**PROBLEM TO WORK ON:** Please return every line from the entries that has the string "document" in it.

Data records
------------
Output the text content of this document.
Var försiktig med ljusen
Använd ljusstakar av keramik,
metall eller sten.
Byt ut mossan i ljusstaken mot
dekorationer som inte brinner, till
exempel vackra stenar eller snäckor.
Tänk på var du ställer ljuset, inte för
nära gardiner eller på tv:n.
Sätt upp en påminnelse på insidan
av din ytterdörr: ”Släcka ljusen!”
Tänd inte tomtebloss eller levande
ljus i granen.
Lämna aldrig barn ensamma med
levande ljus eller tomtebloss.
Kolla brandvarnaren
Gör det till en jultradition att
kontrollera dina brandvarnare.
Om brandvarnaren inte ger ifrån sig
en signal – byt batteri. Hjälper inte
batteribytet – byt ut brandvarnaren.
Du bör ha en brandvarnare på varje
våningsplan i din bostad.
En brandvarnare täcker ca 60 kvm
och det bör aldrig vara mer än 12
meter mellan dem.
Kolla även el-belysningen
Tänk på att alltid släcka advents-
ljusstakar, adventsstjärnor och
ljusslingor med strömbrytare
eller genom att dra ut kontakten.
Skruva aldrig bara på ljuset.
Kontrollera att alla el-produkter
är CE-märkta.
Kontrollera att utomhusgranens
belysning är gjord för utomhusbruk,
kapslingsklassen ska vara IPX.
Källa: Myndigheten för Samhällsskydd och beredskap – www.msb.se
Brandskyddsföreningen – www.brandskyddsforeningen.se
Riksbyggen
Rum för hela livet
------------
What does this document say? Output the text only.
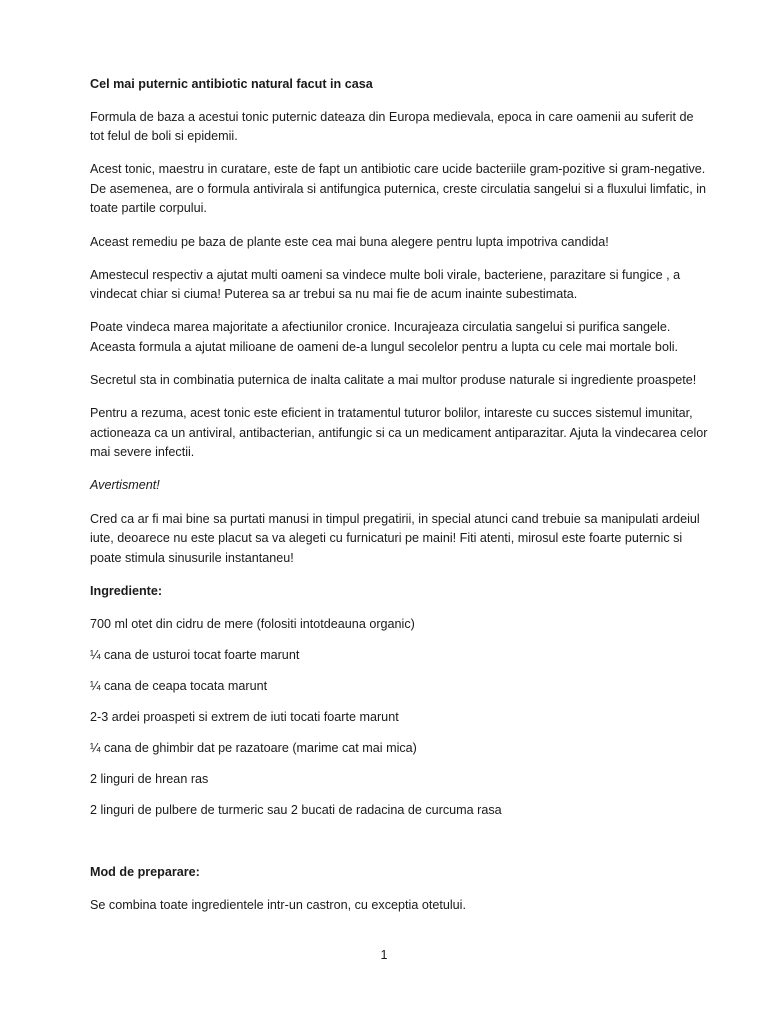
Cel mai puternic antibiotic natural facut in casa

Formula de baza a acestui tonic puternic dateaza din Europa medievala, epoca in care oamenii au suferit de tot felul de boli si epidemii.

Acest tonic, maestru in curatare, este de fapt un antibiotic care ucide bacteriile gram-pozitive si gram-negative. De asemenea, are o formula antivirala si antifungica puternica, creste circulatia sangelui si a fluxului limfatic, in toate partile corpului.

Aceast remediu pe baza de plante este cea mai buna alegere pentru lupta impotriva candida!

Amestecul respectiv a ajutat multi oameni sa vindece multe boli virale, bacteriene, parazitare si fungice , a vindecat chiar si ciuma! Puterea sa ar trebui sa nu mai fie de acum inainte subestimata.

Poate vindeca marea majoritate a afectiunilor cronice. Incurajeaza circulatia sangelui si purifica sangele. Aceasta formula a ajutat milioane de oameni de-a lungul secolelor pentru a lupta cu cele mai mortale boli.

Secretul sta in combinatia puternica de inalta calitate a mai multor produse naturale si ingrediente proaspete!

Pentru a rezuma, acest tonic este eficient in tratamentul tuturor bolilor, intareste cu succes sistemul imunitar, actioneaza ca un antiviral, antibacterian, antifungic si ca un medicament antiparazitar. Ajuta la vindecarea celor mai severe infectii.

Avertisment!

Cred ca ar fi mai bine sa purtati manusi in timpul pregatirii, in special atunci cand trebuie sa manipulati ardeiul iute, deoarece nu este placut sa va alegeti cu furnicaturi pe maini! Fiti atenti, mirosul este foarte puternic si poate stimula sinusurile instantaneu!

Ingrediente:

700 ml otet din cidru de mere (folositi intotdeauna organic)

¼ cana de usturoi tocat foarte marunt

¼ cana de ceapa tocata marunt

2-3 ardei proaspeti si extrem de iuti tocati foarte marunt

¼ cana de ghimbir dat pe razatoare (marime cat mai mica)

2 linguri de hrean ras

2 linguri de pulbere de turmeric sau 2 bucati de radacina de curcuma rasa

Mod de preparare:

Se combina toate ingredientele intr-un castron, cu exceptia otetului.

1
------------
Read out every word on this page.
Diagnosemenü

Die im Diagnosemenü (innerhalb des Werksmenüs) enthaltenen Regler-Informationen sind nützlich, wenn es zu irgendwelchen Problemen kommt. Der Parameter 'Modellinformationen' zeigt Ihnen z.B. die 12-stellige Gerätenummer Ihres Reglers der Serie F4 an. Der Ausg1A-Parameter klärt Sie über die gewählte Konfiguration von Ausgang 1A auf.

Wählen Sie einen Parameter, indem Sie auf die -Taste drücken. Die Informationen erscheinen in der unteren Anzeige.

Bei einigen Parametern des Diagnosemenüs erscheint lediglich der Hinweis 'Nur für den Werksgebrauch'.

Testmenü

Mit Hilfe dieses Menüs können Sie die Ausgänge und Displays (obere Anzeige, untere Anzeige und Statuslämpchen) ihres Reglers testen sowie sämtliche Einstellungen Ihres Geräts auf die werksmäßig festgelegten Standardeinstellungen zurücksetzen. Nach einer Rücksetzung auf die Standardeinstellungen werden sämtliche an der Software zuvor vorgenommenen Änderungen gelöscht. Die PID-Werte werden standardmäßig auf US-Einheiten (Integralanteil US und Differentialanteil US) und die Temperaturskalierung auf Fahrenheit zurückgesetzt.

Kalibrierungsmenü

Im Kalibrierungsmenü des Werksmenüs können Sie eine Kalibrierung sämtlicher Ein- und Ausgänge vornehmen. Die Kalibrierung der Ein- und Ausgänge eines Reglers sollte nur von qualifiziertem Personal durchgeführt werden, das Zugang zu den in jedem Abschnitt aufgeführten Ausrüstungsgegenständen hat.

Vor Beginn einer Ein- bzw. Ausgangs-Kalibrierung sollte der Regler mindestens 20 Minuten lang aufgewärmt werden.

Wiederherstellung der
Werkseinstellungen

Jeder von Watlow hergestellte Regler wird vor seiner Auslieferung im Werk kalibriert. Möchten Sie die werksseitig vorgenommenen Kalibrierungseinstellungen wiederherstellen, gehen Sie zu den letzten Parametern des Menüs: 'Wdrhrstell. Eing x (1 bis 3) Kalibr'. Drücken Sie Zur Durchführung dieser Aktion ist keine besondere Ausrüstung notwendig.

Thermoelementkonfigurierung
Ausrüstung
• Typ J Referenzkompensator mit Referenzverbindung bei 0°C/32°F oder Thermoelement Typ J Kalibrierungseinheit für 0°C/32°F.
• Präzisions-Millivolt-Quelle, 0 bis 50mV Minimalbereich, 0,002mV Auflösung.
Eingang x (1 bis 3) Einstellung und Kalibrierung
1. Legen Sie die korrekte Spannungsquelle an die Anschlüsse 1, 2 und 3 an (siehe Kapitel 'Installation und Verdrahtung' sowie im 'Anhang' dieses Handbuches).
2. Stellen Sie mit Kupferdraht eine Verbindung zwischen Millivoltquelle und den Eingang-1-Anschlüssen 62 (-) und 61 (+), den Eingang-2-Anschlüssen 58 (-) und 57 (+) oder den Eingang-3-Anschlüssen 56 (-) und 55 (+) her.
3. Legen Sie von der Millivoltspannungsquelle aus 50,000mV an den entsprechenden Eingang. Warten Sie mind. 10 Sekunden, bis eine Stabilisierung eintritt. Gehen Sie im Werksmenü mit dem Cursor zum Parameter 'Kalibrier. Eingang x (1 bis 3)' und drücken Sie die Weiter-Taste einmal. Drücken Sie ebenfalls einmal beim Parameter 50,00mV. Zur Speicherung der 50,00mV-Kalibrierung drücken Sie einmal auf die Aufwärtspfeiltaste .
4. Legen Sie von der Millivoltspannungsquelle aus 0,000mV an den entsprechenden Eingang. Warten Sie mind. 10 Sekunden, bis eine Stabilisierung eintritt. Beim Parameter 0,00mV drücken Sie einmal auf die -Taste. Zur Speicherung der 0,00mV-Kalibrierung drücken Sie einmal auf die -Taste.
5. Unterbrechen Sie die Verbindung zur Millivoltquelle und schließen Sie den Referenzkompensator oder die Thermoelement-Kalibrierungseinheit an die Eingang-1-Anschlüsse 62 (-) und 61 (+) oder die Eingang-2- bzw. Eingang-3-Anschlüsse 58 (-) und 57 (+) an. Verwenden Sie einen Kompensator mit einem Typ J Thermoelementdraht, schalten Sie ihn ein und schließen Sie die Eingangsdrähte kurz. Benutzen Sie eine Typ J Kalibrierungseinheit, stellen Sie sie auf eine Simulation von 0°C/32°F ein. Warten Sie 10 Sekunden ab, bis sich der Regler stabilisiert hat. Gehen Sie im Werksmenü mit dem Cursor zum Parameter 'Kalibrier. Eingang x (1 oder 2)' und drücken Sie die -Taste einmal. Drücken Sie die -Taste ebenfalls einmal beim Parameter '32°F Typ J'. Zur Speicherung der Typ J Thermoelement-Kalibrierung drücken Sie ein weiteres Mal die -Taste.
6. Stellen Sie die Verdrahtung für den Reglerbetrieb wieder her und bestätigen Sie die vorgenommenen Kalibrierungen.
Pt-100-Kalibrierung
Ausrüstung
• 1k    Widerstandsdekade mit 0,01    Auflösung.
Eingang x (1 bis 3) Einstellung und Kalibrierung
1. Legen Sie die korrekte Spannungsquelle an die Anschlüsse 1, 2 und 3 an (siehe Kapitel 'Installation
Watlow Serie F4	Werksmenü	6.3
------------
**SOLUTION:**
Output the text content of this document.
What does this document say? Output the text only.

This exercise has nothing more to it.